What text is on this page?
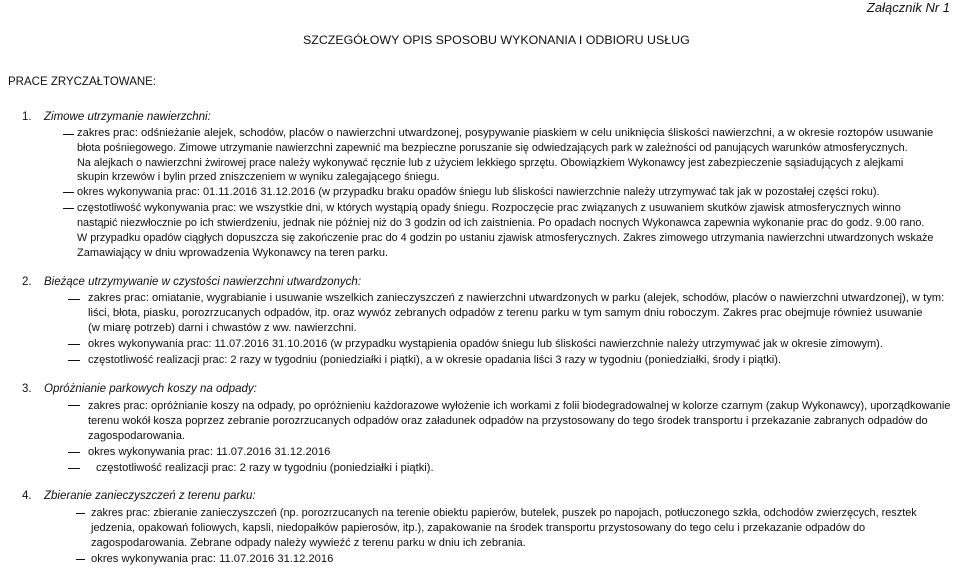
Załącznik Nr 1
SZCZEGÓŁOWY OPIS SPOSOBU WYKONANIA I ODBIORU USŁUG
PRACE ZRYCZAŁTOWANE:
1. Zimowe utrzymanie nawierzchni:
zakres prac: odśnieżanie alejek, schodów, placów o nawierzchni utwardzonej, posypywanie piaskiem w celu uniknięcia śliskości nawierzchni, a w okresie roztopów usuwanie
błota pośniegowego. Zimowe utrzymanie nawierzchni zapewnić ma bezpieczne poruszanie się odwiedzających park w zależności od panujących warunków atmosferycznych.
Na alejkach o nawierzchni żwirowej prace należy wykonywać ręcznie lub z użyciem lekkiego sprzętu. Obowiązkiem Wykonawcy jest zabezpieczenie sąsiadujących z alejkami
skupin krzewów i bylin przed zniszczeniem w wyniku zalegającego śniegu.
okres wykonywania prac: 01.11.2016 31.12.2016 (w przypadku braku opadów śniegu lub śliskości nawierzchnie należy utrzymywać tak jak w pozostałej części roku).
częstotliwość wykonywania prac: we wszystkie dni, w których wystąpią opady śniegu. Rozpoczęcie prac związanych z usuwaniem skutków zjawisk atmosferycznych winno
nastąpić niezwłocznie po ich stwierdzeniu, jednak nie później niż do 3 godzin od ich zaistnienia. Po opadach nocnych Wykonawca zapewnia wykonanie prac do godz. 9.00 rano.
W przypadku opadów ciągłych dopuszcza się zakończenie prac do 4 godzin po ustaniu zjawisk atmosferycznych. Zakres zimowego utrzymania nawierzchni utwardzonych wskaże
Zamawiający w dniu wprowadzenia Wykonawcy na teren parku.
2. Bieżące utrzymywanie w czystości nawierzchni utwardzonych:
zakres prac: omiatanie, wygrabianie i usuwanie wszelkich zanieczyszczeń z nawierzchni utwardzonych w parku (alejek, schodów, placów o nawierzchni utwardzonej), w tym:
liści, błota, piasku, porozrzucanych odpadów, itp. oraz wywóz zebranych odpadów z terenu parku w tym samym dniu roboczym. Zakres prac obejmuje również usuwanie
(w miarę potrzeb) darni i chwastów z ww. nawierzchni.
okres wykonywania prac: 11.07.2016 31.10.2016 (w przypadku wystąpienia opadów śniegu lub śliskości nawierzchnie należy utrzymywać jak w okresie zimowym).
częstotliwość realizacji prac: 2 razy w tygodniu (poniedziałki i piątki), a w okresie opadania liści 3 razy w tygodniu (poniedziałki, środy i piątki).
3. Opróżnianie parkowych koszy na odpady:
zakres prac: opróżnianie koszy na odpady, po opróżnieniu każdorazowe wyłożenie ich workami z folii biodegradowalnej w kolorze czarnym (zakup Wykonawcy), uporządkowanie
terenu wokół kosza poprzez zebranie porozrzucanych odpadów oraz załadunek odpadów na przystosowany do tego środek transportu i przekazanie zabranych odpadów do
zagospodarowania.
okres wykonywania prac: 11.07.2016 31.12.2016
częstotliwość realizacji prac: 2 razy w tygodniu (poniedziałki i piątki).
4. Zbieranie zanieczyszczeń z terenu parku:
zakres prac: zbieranie zanieczyszczeń (np. porozrzucanych na terenie obiektu papierów, butelek, puszek po napojach, potłuczonego szkła, odchodów zwierzęcych, resztek
jedzenia, opakowań foliowych, kapsli, niedopałków papierosów, itp.), zapakowanie na środek transportu przystosowany do tego celu i przekazanie odpadów do
zagospodarowania. Zebrane odpady należy wywieźć z terenu parku w dniu ich zebrania.
okres wykonywania prac: 11.07.2016 31.12.2016
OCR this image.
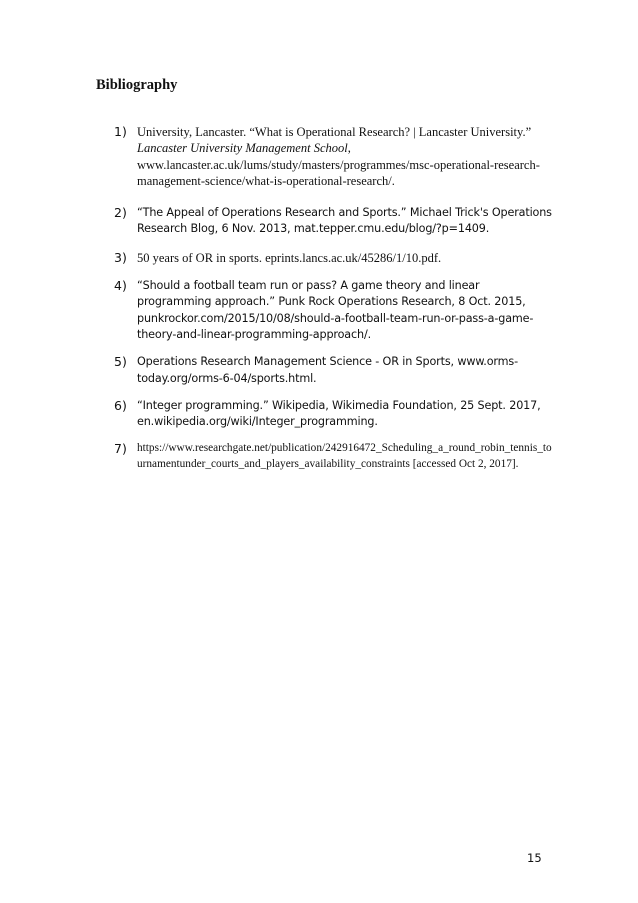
Bibliography
1) University, Lancaster. “What is Operational Research? | Lancaster University.” Lancaster University Management School, www.lancaster.ac.uk/lums/study/masters/programmes/msc-operational-research-management-science/what-is-operational-research/.
2) “The Appeal of Operations Research and Sports.” Michael Trick's Operations Research Blog, 6 Nov. 2013, mat.tepper.cmu.edu/blog/?p=1409.
3) 50 years of OR in sports. eprints.lancs.ac.uk/45286/1/10.pdf.
4) “Should a football team run or pass? A game theory and linear programming approach.” Punk Rock Operations Research, 8 Oct. 2015, punkrockor.com/2015/10/08/should-a-football-team-run-or-pass-a-game-theory-and-linear-programming-approach/.
5) Operations Research Management Science - OR in Sports, www.orms-today.org/orms-6-04/sports.html.
6) “Integer programming.” Wikipedia, Wikimedia Foundation, 25 Sept. 2017, en.wikipedia.org/wiki/Integer_programming.
7) https://www.researchgate.net/publication/242916472_Scheduling_a_round_robin_tennis_tournamentunder_courts_and_players_availability_constraints [accessed Oct 2, 2017].
15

• _PROBLEM DETAILS_
Output each line of the listing above, word for word, from the one holding "OCR this image." through the last line, both included; omit the pictures.

• _COMPLETED EXERCISE_
OCR this image.
Bibliography
1) University, Lancaster. “What is Operational Research? | Lancaster University.” Lancaster University Management School, www.lancaster.ac.uk/lums/study/masters/programmes/msc-operational-research-management-science/what-is-operational-research/.
2) “The Appeal of Operations Research and Sports.” Michael Trick's Operations Research Blog, 6 Nov. 2013, mat.tepper.cmu.edu/blog/?p=1409.
3) 50 years of OR in sports. eprints.lancs.ac.uk/45286/1/10.pdf.
4) “Should a football team run or pass? A game theory and linear programming approach.” Punk Rock Operations Research, 8 Oct. 2015, punkrockor.com/2015/10/08/should-a-football-team-run-or-pass-a-game-theory-and-linear-programming-approach/.
5) Operations Research Management Science - OR in Sports, www.orms-today.org/orms-6-04/sports.html.
6) “Integer programming.” Wikipedia, Wikimedia Foundation, 25 Sept. 2017, en.wikipedia.org/wiki/Integer_programming.
7) https://www.researchgate.net/publication/242916472_Scheduling_a_round_robin_tennis_tournamentunder_courts_and_players_availability_constraints [accessed Oct 2, 2017].
15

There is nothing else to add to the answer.